**Instructions to follow:**
Every line of the material below should be repeated exactly.
======== Supplied data ========
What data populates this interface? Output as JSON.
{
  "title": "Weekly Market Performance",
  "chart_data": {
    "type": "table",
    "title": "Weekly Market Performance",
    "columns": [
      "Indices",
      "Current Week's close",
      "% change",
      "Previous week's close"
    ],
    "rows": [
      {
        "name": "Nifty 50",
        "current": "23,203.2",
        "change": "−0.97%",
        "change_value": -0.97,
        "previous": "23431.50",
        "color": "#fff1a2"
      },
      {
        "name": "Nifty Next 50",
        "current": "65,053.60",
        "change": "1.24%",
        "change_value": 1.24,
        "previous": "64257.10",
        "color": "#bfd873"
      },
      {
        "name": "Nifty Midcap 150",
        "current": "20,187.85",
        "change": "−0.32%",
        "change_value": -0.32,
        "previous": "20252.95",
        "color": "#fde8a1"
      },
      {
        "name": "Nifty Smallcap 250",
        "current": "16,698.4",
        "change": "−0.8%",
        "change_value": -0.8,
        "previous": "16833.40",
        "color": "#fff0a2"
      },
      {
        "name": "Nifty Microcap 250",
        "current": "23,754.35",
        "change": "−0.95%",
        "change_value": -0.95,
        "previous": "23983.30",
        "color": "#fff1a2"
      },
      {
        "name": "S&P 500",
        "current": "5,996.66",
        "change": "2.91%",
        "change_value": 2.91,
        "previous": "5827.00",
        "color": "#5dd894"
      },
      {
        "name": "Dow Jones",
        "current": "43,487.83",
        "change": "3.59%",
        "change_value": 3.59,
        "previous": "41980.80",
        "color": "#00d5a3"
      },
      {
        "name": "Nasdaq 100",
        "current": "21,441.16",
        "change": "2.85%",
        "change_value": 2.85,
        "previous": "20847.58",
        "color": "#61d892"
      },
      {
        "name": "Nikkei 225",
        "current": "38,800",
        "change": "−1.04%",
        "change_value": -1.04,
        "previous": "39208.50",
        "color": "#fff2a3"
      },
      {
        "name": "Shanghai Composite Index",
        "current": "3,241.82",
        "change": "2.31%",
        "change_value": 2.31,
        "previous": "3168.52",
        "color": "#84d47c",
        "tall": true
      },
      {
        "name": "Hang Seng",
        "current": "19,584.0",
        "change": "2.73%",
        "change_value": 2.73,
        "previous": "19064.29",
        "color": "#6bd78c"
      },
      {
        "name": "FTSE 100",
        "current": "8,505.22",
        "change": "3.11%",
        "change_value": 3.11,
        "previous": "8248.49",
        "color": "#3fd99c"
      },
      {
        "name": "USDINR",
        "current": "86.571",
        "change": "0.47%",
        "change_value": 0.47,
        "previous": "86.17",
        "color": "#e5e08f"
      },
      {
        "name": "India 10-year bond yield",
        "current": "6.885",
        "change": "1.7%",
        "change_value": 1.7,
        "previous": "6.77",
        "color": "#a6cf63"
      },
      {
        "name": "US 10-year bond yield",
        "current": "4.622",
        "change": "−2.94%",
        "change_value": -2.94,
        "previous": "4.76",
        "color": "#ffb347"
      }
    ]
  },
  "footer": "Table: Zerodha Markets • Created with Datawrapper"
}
========
**Task answer:**
What data populates this interface? Output as JSON.
{
  "title": "Weekly Market Performance",
  "chart_data": {
    "type": "table",
    "title": "Weekly Market Performance",
    "columns": [
      "Indices",
      "Current Week's close",
      "% change",
      "Previous week's close"
    ],
    "rows": [
      {
        "name": "Nifty 50",
        "current": "23,203.2",
        "change": "−0.97%",
        "change_value": -0.97,
        "previous": "23431.50",
        "color": "#fff1a2"
      },
      {
        "name": "Nifty Next 50",
        "current": "65,053.60",
        "change": "1.24%",
        "change_value": 1.24,
        "previous": "64257.10",
        "color": "#bfd873"
      },
      {
        "name": "Nifty Midcap 150",
        "current": "20,187.85",
        "change": "−0.32%",
        "change_value": -0.32,
        "previous": "20252.95",
        "color": "#fde8a1"
      },
      {
        "name": "Nifty Smallcap 250",
        "current": "16,698.4",
        "change": "−0.8%",
        "change_value": -0.8,
        "previous": "16833.40",
        "color": "#fff0a2"
      },
      {
        "name": "Nifty Microcap 250",
        "current": "23,754.35",
        "change": "−0.95%",
        "change_value": -0.95,
        "previous": "23983.30",
        "color": "#fff1a2"
      },
      {
        "name": "S&P 500",
        "current": "5,996.66",
        "change": "2.91%",
        "change_value": 2.91,
        "previous": "5827.00",
        "color": "#5dd894"
      },
      {
        "name": "Dow Jones",
        "current": "43,487.83",
        "change": "3.59%",
        "change_value": 3.59,
        "previous": "41980.80",
        "color": "#00d5a3"
      },
      {
        "name": "Nasdaq 100",
        "current": "21,441.16",
        "change": "2.85%",
        "change_value": 2.85,
        "previous": "20847.58",
        "color": "#61d892"
      },
      {
        "name": "Nikkei 225",
        "current": "38,800",
        "change": "−1.04%",
        "change_value": -1.04,
        "previous": "39208.50",
        "color": "#fff2a3"
      },
      {
        "name": "Shanghai Composite Index",
        "current": "3,241.82",
        "change": "2.31%",
        "change_value": 2.31,
        "previous": "3168.52",
        "color": "#84d47c",
        "tall": true
      },
      {
        "name": "Hang Seng",
        "current": "19,584.0",
        "change": "2.73%",
        "change_value": 2.73,
        "previous": "19064.29",
        "color": "#6bd78c"
      },
      {
        "name": "FTSE 100",
        "current": "8,505.22",
        "change": "3.11%",
        "change_value": 3.11,
        "previous": "8248.49",
        "color": "#3fd99c"
      },
      {
        "name": "USDINR",
        "current": "86.571",
        "change": "0.47%",
        "change_value": 0.47,
        "previous": "86.17",
        "color": "#e5e08f"
      },
      {
        "name": "India 10-year bond yield",
        "current": "6.885",
        "change": "1.7%",
        "change_value": 1.7,
        "previous": "6.77",
        "color": "#a6cf63"
      },
      {
        "name": "US 10-year bond yield",
        "current": "4.622",
        "change": "−2.94%",
        "change_value": -2.94,
        "previous": "4.76",
        "color": "#ffb347"
      }
    ]
  },
  "footer": "Table: Zerodha Markets • Created with Datawrapper"
}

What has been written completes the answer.